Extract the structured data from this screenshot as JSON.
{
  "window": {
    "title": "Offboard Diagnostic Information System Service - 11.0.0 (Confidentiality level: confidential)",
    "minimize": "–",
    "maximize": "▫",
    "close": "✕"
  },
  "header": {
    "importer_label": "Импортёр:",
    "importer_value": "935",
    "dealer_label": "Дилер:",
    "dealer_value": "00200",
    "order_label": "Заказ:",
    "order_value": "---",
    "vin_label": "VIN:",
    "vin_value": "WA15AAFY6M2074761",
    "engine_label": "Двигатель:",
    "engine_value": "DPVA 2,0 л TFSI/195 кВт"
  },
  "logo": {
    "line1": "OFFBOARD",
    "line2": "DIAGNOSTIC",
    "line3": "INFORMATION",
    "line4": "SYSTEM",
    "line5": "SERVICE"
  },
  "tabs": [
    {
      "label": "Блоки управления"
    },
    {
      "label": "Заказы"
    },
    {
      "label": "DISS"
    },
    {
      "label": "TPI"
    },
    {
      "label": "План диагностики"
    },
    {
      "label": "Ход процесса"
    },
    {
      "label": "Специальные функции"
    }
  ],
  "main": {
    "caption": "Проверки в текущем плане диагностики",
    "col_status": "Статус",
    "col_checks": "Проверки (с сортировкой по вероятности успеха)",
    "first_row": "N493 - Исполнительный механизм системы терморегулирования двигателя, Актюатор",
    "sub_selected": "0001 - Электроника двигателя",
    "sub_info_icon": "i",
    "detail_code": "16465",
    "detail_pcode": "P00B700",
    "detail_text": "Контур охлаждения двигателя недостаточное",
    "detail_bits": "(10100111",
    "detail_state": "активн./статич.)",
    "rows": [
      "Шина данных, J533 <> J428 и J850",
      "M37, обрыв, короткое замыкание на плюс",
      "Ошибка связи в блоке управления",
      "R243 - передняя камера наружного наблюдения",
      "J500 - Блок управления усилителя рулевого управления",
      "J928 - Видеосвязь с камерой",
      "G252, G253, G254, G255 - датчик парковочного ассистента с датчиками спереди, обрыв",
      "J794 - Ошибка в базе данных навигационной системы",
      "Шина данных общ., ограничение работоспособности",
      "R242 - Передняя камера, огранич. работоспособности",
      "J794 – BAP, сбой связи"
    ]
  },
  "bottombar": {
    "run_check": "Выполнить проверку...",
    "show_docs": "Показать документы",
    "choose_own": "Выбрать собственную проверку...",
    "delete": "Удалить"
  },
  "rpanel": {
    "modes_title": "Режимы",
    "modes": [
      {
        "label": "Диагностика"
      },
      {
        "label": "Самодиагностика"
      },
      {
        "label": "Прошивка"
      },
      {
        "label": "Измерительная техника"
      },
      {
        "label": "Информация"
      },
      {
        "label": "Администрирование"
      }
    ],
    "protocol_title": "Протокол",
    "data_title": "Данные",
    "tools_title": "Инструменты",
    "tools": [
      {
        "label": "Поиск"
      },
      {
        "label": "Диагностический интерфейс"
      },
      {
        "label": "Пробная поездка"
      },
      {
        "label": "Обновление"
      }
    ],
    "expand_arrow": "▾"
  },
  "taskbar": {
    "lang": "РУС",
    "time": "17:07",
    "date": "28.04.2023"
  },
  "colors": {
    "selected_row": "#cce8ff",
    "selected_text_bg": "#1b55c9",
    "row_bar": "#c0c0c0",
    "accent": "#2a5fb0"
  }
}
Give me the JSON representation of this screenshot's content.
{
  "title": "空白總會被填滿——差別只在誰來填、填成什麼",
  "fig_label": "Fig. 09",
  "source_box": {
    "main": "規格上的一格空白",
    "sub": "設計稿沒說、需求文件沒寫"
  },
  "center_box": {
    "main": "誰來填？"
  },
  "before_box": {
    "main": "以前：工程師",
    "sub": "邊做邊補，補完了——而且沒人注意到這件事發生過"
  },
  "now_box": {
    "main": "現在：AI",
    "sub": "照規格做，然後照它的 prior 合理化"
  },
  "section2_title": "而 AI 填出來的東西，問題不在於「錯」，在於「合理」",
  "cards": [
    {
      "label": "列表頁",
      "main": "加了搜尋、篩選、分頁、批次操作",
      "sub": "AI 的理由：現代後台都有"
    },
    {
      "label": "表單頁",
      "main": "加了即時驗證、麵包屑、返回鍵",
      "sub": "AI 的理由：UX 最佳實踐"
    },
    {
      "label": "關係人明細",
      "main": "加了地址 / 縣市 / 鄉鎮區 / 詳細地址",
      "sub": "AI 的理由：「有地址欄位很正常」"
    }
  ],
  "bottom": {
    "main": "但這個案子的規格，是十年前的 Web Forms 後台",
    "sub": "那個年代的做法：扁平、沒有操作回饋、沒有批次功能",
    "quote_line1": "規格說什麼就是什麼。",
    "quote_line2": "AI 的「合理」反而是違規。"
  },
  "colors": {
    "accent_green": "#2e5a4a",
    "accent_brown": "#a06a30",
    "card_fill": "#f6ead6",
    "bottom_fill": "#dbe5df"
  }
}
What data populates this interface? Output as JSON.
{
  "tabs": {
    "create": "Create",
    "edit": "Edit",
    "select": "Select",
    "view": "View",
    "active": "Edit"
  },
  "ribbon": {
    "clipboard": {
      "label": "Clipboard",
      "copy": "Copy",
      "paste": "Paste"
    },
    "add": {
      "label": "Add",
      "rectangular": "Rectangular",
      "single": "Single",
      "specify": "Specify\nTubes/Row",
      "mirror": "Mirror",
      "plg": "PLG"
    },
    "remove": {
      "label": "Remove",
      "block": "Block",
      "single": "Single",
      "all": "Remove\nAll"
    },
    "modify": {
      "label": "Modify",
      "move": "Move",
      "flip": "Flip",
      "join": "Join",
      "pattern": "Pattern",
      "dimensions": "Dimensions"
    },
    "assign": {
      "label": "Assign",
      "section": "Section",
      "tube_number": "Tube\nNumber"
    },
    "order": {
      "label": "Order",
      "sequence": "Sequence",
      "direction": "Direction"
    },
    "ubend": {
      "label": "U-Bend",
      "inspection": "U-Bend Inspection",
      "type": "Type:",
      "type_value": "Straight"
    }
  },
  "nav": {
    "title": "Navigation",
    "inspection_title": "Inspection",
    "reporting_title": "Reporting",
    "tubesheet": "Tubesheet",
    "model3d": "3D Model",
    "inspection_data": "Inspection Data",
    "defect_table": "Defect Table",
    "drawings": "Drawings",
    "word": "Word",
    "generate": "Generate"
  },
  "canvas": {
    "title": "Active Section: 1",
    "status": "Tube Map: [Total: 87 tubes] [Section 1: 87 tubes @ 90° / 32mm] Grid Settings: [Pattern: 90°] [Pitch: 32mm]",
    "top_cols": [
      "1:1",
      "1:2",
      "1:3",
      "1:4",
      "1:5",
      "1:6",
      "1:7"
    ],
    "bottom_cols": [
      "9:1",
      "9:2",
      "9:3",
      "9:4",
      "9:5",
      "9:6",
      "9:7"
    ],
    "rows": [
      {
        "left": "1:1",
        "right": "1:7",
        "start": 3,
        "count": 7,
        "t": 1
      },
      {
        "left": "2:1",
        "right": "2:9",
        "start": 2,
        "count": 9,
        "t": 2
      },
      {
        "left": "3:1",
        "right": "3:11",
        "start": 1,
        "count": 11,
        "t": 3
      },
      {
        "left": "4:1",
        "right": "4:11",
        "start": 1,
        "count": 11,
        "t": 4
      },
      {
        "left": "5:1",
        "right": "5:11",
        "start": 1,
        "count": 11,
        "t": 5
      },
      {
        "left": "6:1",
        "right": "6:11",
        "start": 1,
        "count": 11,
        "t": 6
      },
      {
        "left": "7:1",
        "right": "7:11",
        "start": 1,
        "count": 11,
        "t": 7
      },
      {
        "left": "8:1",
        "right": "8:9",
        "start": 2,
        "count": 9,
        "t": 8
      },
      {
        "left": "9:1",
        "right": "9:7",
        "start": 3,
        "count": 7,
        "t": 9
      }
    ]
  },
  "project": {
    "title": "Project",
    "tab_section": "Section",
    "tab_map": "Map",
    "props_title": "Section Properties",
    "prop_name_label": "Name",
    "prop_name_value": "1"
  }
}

◇ ◇ ◇ ◇

● Exercise details
Your task is to collect every line above that contains the word "main".

● Response
  "main": {
    "main": "規格上的一格空白",
    "main": "誰來填？"
    "main": "以前：工程師",
    "main": "現在：AI",
      "main": "加了搜尋、篩選、分頁、批次操作",
      "main": "加了即時驗證、麵包屑、返回鍵",
      "main": "加了地址 / 縣市 / 鄉鎮區 / 詳細地址",
    "main": "但這個案子的規格，是十年前的 Web Forms 後台",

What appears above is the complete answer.